The problem>
Repeat the listing in full, exactly as it stands.

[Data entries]
● ● ●

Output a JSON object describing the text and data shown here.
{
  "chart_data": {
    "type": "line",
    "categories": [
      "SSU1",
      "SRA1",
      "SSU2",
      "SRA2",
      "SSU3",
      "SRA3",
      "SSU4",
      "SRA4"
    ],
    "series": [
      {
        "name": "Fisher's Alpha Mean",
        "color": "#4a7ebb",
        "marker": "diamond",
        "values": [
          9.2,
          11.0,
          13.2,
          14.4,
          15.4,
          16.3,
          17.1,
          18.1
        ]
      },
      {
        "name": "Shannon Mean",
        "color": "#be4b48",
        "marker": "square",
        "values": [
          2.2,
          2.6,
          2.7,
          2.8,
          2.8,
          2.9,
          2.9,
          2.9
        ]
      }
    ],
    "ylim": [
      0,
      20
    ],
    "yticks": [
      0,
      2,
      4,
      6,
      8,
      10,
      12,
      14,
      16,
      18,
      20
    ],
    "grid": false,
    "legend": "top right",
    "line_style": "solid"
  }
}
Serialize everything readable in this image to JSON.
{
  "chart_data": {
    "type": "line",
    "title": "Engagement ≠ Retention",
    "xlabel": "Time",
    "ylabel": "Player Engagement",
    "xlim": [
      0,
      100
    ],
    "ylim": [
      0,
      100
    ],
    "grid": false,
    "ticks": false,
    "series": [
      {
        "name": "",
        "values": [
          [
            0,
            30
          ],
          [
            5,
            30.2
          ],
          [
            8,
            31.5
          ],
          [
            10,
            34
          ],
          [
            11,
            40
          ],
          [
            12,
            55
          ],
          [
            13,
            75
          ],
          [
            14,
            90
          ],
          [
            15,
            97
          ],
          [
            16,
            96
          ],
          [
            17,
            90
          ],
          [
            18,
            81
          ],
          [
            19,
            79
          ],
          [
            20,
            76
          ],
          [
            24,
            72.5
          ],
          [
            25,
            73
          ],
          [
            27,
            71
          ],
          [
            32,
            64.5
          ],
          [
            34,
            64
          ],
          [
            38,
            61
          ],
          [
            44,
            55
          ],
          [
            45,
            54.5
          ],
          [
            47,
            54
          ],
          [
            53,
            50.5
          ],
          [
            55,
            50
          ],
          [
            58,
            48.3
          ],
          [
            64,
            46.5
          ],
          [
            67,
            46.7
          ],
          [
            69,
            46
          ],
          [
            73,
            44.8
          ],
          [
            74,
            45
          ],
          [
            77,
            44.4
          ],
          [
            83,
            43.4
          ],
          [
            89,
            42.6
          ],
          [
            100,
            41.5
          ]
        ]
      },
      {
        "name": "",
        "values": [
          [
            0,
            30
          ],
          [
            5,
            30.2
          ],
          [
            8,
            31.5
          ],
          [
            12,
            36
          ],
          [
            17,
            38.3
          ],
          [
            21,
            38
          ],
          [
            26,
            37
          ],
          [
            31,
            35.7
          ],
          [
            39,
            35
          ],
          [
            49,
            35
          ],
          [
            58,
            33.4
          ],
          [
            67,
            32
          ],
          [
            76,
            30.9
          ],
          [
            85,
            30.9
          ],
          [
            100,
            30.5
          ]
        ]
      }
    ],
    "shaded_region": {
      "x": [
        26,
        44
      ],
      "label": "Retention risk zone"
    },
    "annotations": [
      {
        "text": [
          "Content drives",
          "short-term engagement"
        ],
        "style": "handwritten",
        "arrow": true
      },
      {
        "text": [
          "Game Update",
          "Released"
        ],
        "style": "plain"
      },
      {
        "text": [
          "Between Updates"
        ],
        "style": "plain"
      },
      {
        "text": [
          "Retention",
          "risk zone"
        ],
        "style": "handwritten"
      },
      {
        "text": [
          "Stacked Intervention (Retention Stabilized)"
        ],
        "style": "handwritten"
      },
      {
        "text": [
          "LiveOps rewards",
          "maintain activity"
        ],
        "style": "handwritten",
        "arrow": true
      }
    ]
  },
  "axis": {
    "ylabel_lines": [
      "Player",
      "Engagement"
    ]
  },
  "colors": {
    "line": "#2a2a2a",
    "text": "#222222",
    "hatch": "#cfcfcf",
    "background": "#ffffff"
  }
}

● ● ●

Exercise output>
Output a JSON object describing the text and data shown here.
{
  "chart_data": {
    "type": "line",
    "categories": [
      "SSU1",
      "SRA1",
      "SSU2",
      "SRA2",
      "SSU3",
      "SRA3",
      "SSU4",
      "SRA4"
    ],
    "series": [
      {
        "name": "Fisher's Alpha Mean",
        "color": "#4a7ebb",
        "marker": "diamond",
        "values": [
          9.2,
          11.0,
          13.2,
          14.4,
          15.4,
          16.3,
          17.1,
          18.1
        ]
      },
      {
        "name": "Shannon Mean",
        "color": "#be4b48",
        "marker": "square",
        "values": [
          2.2,
          2.6,
          2.7,
          2.8,
          2.8,
          2.9,
          2.9,
          2.9
        ]
      }
    ],
    "ylim": [
      0,
      20
    ],
    "yticks": [
      0,
      2,
      4,
      6,
      8,
      10,
      12,
      14,
      16,
      18,
      20
    ],
    "grid": false,
    "legend": "top right",
    "line_style": "solid"
  }
}
Serialize everything readable in this image to JSON.
{
  "chart_data": {
    "type": "line",
    "title": "Engagement ≠ Retention",
    "xlabel": "Time",
    "ylabel": "Player Engagement",
    "xlim": [
      0,
      100
    ],
    "ylim": [
      0,
      100
    ],
    "grid": false,
    "ticks": false,
    "series": [
      {
        "name": "",
        "values": [
          [
            0,
            30
          ],
          [
            5,
            30.2
          ],
          [
            8,
            31.5
          ],
          [
            10,
            34
          ],
          [
            11,
            40
          ],
          [
            12,
            55
          ],
          [
            13,
            75
          ],
          [
            14,
            90
          ],
          [
            15,
            97
          ],
          [
            16,
            96
          ],
          [
            17,
            90
          ],
          [
            18,
            81
          ],
          [
            19,
            79
          ],
          [
            20,
            76
          ],
          [
            24,
            72.5
          ],
          [
            25,
            73
          ],
          [
            27,
            71
          ],
          [
            32,
            64.5
          ],
          [
            34,
            64
          ],
          [
            38,
            61
          ],
          [
            44,
            55
          ],
          [
            45,
            54.5
          ],
          [
            47,
            54
          ],
          [
            53,
            50.5
          ],
          [
            55,
            50
          ],
          [
            58,
            48.3
          ],
          [
            64,
            46.5
          ],
          [
            67,
            46.7
          ],
          [
            69,
            46
          ],
          [
            73,
            44.8
          ],
          [
            74,
            45
          ],
          [
            77,
            44.4
          ],
          [
            83,
            43.4
          ],
          [
            89,
            42.6
          ],
          [
            100,
            41.5
          ]
        ]
      },
      {
        "name": "",
        "values": [
          [
            0,
            30
          ],
          [
            5,
            30.2
          ],
          [
            8,
            31.5
          ],
          [
            12,
            36
          ],
          [
            17,
            38.3
          ],
          [
            21,
            38
          ],
          [
            26,
            37
          ],
          [
            31,
            35.7
          ],
          [
            39,
            35
          ],
          [
            49,
            35
          ],
          [
            58,
            33.4
          ],
          [
            67,
            32
          ],
          [
            76,
            30.9
          ],
          [
            85,
            30.9
          ],
          [
            100,
            30.5
          ]
        ]
      }
    ],
    "shaded_region": {
      "x": [
        26,
        44
      ],
      "label": "Retention risk zone"
    },
    "annotations": [
      {
        "text": [
          "Content drives",
          "short-term engagement"
        ],
        "style": "handwritten",
        "arrow": true
      },
      {
        "text": [
          "Game Update",
          "Released"
        ],
        "style": "plain"
      },
      {
        "text": [
          "Between Updates"
        ],
        "style": "plain"
      },
      {
        "text": [
          "Retention",
          "risk zone"
        ],
        "style": "handwritten"
      },
      {
        "text": [
          "Stacked Intervention (Retention Stabilized)"
        ],
        "style": "handwritten"
      },
      {
        "text": [
          "LiveOps rewards",
          "maintain activity"
        ],
        "style": "handwritten",
        "arrow": true
      }
    ]
  },
  "axis": {
    "ylabel_lines": [
      "Player",
      "Engagement"
    ]
  },
  "colors": {
    "line": "#2a2a2a",
    "text": "#222222",
    "hatch": "#cfcfcf",
    "background": "#ffffff"
  }
}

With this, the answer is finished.